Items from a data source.
- - -
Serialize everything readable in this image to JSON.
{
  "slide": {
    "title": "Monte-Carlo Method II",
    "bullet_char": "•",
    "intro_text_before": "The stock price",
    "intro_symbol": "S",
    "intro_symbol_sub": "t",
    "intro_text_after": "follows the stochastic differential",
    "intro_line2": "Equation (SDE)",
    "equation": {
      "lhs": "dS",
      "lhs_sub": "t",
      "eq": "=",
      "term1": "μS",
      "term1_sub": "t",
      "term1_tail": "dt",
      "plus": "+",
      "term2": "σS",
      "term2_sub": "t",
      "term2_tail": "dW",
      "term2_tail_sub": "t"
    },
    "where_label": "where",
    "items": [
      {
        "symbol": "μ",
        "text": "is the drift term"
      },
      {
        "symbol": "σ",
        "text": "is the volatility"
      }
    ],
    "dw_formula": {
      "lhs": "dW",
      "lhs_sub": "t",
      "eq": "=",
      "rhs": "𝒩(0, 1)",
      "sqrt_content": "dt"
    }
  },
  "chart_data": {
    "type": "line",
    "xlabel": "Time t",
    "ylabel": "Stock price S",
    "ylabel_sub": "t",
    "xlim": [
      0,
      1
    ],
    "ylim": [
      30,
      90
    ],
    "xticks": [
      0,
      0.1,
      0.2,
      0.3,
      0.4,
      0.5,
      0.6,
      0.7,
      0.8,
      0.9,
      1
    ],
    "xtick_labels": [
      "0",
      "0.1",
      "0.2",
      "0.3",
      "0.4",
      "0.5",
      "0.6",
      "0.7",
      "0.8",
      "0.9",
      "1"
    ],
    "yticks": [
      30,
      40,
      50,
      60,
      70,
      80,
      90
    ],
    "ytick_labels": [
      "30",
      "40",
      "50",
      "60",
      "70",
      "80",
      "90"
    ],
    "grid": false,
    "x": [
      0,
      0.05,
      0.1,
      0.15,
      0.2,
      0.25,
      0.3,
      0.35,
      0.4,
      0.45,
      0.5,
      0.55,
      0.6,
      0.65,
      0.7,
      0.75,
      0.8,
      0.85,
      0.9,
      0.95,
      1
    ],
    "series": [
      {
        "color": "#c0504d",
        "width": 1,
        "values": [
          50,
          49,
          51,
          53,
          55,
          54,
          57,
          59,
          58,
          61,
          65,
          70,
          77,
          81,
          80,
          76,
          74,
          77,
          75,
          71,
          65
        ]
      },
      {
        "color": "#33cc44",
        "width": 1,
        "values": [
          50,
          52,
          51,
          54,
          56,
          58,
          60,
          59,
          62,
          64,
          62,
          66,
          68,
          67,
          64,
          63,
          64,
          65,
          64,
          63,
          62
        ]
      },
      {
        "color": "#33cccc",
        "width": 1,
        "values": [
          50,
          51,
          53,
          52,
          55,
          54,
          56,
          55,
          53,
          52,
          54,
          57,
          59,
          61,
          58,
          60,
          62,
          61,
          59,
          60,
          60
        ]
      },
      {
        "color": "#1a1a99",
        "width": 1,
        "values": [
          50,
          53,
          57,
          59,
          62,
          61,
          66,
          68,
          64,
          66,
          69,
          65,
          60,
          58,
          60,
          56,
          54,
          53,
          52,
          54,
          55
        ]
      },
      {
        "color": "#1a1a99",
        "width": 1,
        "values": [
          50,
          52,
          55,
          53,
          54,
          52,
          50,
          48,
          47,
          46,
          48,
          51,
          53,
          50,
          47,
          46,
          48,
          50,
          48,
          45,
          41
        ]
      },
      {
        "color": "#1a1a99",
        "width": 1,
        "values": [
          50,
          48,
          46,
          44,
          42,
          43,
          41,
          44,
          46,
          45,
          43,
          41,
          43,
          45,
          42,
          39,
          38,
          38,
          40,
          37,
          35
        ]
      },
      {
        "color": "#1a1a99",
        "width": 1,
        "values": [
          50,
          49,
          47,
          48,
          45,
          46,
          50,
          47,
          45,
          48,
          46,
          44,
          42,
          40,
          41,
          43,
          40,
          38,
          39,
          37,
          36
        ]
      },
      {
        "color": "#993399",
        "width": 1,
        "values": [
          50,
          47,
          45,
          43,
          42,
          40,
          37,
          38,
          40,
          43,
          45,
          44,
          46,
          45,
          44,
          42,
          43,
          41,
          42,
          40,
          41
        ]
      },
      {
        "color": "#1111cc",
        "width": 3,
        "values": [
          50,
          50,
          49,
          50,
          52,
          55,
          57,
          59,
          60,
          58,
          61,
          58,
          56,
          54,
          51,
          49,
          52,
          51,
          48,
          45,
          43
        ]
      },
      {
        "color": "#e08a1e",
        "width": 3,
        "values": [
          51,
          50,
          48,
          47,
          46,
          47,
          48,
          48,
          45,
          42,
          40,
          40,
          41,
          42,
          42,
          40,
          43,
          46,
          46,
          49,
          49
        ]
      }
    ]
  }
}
- - -
REQUIRED TASK. Copy out each line above, character for character.

PROBLEM SOLUTION.
Serialize everything readable in this image to JSON.
{
  "slide": {
    "title": "Monte-Carlo Method II",
    "bullet_char": "•",
    "intro_text_before": "The stock price",
    "intro_symbol": "S",
    "intro_symbol_sub": "t",
    "intro_text_after": "follows the stochastic differential",
    "intro_line2": "Equation (SDE)",
    "equation": {
      "lhs": "dS",
      "lhs_sub": "t",
      "eq": "=",
      "term1": "μS",
      "term1_sub": "t",
      "term1_tail": "dt",
      "plus": "+",
      "term2": "σS",
      "term2_sub": "t",
      "term2_tail": "dW",
      "term2_tail_sub": "t"
    },
    "where_label": "where",
    "items": [
      {
        "symbol": "μ",
        "text": "is the drift term"
      },
      {
        "symbol": "σ",
        "text": "is the volatility"
      }
    ],
    "dw_formula": {
      "lhs": "dW",
      "lhs_sub": "t",
      "eq": "=",
      "rhs": "𝒩(0, 1)",
      "sqrt_content": "dt"
    }
  },
  "chart_data": {
    "type": "line",
    "xlabel": "Time t",
    "ylabel": "Stock price S",
    "ylabel_sub": "t",
    "xlim": [
      0,
      1
    ],
    "ylim": [
      30,
      90
    ],
    "xticks": [
      0,
      0.1,
      0.2,
      0.3,
      0.4,
      0.5,
      0.6,
      0.7,
      0.8,
      0.9,
      1
    ],
    "xtick_labels": [
      "0",
      "0.1",
      "0.2",
      "0.3",
      "0.4",
      "0.5",
      "0.6",
      "0.7",
      "0.8",
      "0.9",
      "1"
    ],
    "yticks": [
      30,
      40,
      50,
      60,
      70,
      80,
      90
    ],
    "ytick_labels": [
      "30",
      "40",
      "50",
      "60",
      "70",
      "80",
      "90"
    ],
    "grid": false,
    "x": [
      0,
      0.05,
      0.1,
      0.15,
      0.2,
      0.25,
      0.3,
      0.35,
      0.4,
      0.45,
      0.5,
      0.55,
      0.6,
      0.65,
      0.7,
      0.75,
      0.8,
      0.85,
      0.9,
      0.95,
      1
    ],
    "series": [
      {
        "color": "#c0504d",
        "width": 1,
        "values": [
          50,
          49,
          51,
          53,
          55,
          54,
          57,
          59,
          58,
          61,
          65,
          70,
          77,
          81,
          80,
          76,
          74,
          77,
          75,
          71,
          65
        ]
      },
      {
        "color": "#33cc44",
        "width": 1,
        "values": [
          50,
          52,
          51,
          54,
          56,
          58,
          60,
          59,
          62,
          64,
          62,
          66,
          68,
          67,
          64,
          63,
          64,
          65,
          64,
          63,
          62
        ]
      },
      {
        "color": "#33cccc",
        "width": 1,
        "values": [
          50,
          51,
          53,
          52,
          55,
          54,
          56,
          55,
          53,
          52,
          54,
          57,
          59,
          61,
          58,
          60,
          62,
          61,
          59,
          60,
          60
        ]
      },
      {
        "color": "#1a1a99",
        "width": 1,
        "values": [
          50,
          53,
          57,
          59,
          62,
          61,
          66,
          68,
          64,
          66,
          69,
          65,
          60,
          58,
          60,
          56,
          54,
          53,
          52,
          54,
          55
        ]
      },
      {
        "color": "#1a1a99",
        "width": 1,
        "values": [
          50,
          52,
          55,
          53,
          54,
          52,
          50,
          48,
          47,
          46,
          48,
          51,
          53,
          50,
          47,
          46,
          48,
          50,
          48,
          45,
          41
        ]
      },
      {
        "color": "#1a1a99",
        "width": 1,
        "values": [
          50,
          48,
          46,
          44,
          42,
          43,
          41,
          44,
          46,
          45,
          43,
          41,
          43,
          45,
          42,
          39,
          38,
          38,
          40,
          37,
          35
        ]
      },
      {
        "color": "#1a1a99",
        "width": 1,
        "values": [
          50,
          49,
          47,
          48,
          45,
          46,
          50,
          47,
          45,
          48,
          46,
          44,
          42,
          40,
          41,
          43,
          40,
          38,
          39,
          37,
          36
        ]
      },
      {
        "color": "#993399",
        "width": 1,
        "values": [
          50,
          47,
          45,
          43,
          42,
          40,
          37,
          38,
          40,
          43,
          45,
          44,
          46,
          45,
          44,
          42,
          43,
          41,
          42,
          40,
          41
        ]
      },
      {
        "color": "#1111cc",
        "width": 3,
        "values": [
          50,
          50,
          49,
          50,
          52,
          55,
          57,
          59,
          60,
          58,
          61,
          58,
          56,
          54,
          51,
          49,
          52,
          51,
          48,
          45,
          43
        ]
      },
      {
        "color": "#e08a1e",
        "width": 3,
        "values": [
          51,
          50,
          48,
          47,
          46,
          47,
          48,
          48,
          45,
          42,
          40,
          40,
          41,
          42,
          42,
          40,
          43,
          46,
          46,
          49,
          49
        ]
      }
    ]
  }
}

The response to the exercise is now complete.